PROBLEM REQUIREMENTS:
Reproduce all the entries precisely.

RECORDS FOR THIS TASK:
%%
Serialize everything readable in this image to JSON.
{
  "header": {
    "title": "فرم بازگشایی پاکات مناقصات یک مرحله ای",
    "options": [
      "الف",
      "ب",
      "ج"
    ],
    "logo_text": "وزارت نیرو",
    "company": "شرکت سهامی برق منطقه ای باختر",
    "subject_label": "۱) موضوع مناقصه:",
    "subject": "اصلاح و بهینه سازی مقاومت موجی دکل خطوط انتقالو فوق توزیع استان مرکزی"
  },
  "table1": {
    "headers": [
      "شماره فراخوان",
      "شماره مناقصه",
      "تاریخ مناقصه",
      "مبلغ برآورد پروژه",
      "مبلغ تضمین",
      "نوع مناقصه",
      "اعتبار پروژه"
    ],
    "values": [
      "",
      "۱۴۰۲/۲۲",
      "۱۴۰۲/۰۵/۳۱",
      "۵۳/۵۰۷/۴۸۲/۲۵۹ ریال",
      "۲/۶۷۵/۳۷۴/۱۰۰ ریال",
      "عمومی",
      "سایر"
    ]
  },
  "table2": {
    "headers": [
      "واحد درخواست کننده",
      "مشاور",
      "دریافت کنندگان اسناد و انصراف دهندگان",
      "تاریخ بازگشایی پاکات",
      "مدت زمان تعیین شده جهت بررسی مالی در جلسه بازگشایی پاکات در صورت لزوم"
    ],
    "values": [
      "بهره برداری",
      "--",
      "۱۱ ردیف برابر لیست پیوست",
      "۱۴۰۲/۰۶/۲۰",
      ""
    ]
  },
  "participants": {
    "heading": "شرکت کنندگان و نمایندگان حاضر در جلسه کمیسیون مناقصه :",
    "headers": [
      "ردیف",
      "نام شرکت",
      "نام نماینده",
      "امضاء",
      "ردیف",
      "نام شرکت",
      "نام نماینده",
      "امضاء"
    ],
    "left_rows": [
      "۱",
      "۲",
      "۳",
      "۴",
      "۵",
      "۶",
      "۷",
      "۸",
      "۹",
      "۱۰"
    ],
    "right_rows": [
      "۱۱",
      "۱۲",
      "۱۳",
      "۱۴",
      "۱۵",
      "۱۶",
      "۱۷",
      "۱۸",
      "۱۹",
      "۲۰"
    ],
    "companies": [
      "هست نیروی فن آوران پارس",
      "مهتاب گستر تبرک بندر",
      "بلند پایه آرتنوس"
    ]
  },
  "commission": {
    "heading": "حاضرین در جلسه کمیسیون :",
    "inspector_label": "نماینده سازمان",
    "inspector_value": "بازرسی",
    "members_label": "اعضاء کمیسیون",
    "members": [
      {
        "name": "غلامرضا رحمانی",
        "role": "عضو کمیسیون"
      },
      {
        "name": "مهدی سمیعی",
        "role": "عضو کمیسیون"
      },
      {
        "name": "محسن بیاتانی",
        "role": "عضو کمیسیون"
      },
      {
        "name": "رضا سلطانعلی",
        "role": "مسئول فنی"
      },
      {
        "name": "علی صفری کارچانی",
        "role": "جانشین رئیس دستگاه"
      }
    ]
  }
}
%%
SOLUTION TO THIS TASK:
Serialize everything readable in this image to JSON.
{
  "header": {
    "title": "فرم بازگشایی پاکات مناقصات یک مرحله ای",
    "options": [
      "الف",
      "ب",
      "ج"
    ],
    "logo_text": "وزارت نیرو",
    "company": "شرکت سهامی برق منطقه ای باختر",
    "subject_label": "۱) موضوع مناقصه:",
    "subject": "اصلاح و بهینه سازی مقاومت موجی دکل خطوط انتقالو فوق توزیع استان مرکزی"
  },
  "table1": {
    "headers": [
      "شماره فراخوان",
      "شماره مناقصه",
      "تاریخ مناقصه",
      "مبلغ برآورد پروژه",
      "مبلغ تضمین",
      "نوع مناقصه",
      "اعتبار پروژه"
    ],
    "values": [
      "",
      "۱۴۰۲/۲۲",
      "۱۴۰۲/۰۵/۳۱",
      "۵۳/۵۰۷/۴۸۲/۲۵۹ ریال",
      "۲/۶۷۵/۳۷۴/۱۰۰ ریال",
      "عمومی",
      "سایر"
    ]
  },
  "table2": {
    "headers": [
      "واحد درخواست کننده",
      "مشاور",
      "دریافت کنندگان اسناد و انصراف دهندگان",
      "تاریخ بازگشایی پاکات",
      "مدت زمان تعیین شده جهت بررسی مالی در جلسه بازگشایی پاکات در صورت لزوم"
    ],
    "values": [
      "بهره برداری",
      "--",
      "۱۱ ردیف برابر لیست پیوست",
      "۱۴۰۲/۰۶/۲۰",
      ""
    ]
  },
  "participants": {
    "heading": "شرکت کنندگان و نمایندگان حاضر در جلسه کمیسیون مناقصه :",
    "headers": [
      "ردیف",
      "نام شرکت",
      "نام نماینده",
      "امضاء",
      "ردیف",
      "نام شرکت",
      "نام نماینده",
      "امضاء"
    ],
    "left_rows": [
      "۱",
      "۲",
      "۳",
      "۴",
      "۵",
      "۶",
      "۷",
      "۸",
      "۹",
      "۱۰"
    ],
    "right_rows": [
      "۱۱",
      "۱۲",
      "۱۳",
      "۱۴",
      "۱۵",
      "۱۶",
      "۱۷",
      "۱۸",
      "۱۹",
      "۲۰"
    ],
    "companies": [
      "هست نیروی فن آوران پارس",
      "مهتاب گستر تبرک بندر",
      "بلند پایه آرتنوس"
    ]
  },
  "commission": {
    "heading": "حاضرین در جلسه کمیسیون :",
    "inspector_label": "نماینده سازمان",
    "inspector_value": "بازرسی",
    "members_label": "اعضاء کمیسیون",
    "members": [
      {
        "name": "غلامرضا رحمانی",
        "role": "عضو کمیسیون"
      },
      {
        "name": "مهدی سمیعی",
        "role": "عضو کمیسیون"
      },
      {
        "name": "محسن بیاتانی",
        "role": "عضو کمیسیون"
      },
      {
        "name": "رضا سلطانعلی",
        "role": "مسئول فنی"
      },
      {
        "name": "علی صفری کارچانی",
        "role": "جانشین رئیس دستگاه"
      }
    ]
  }
}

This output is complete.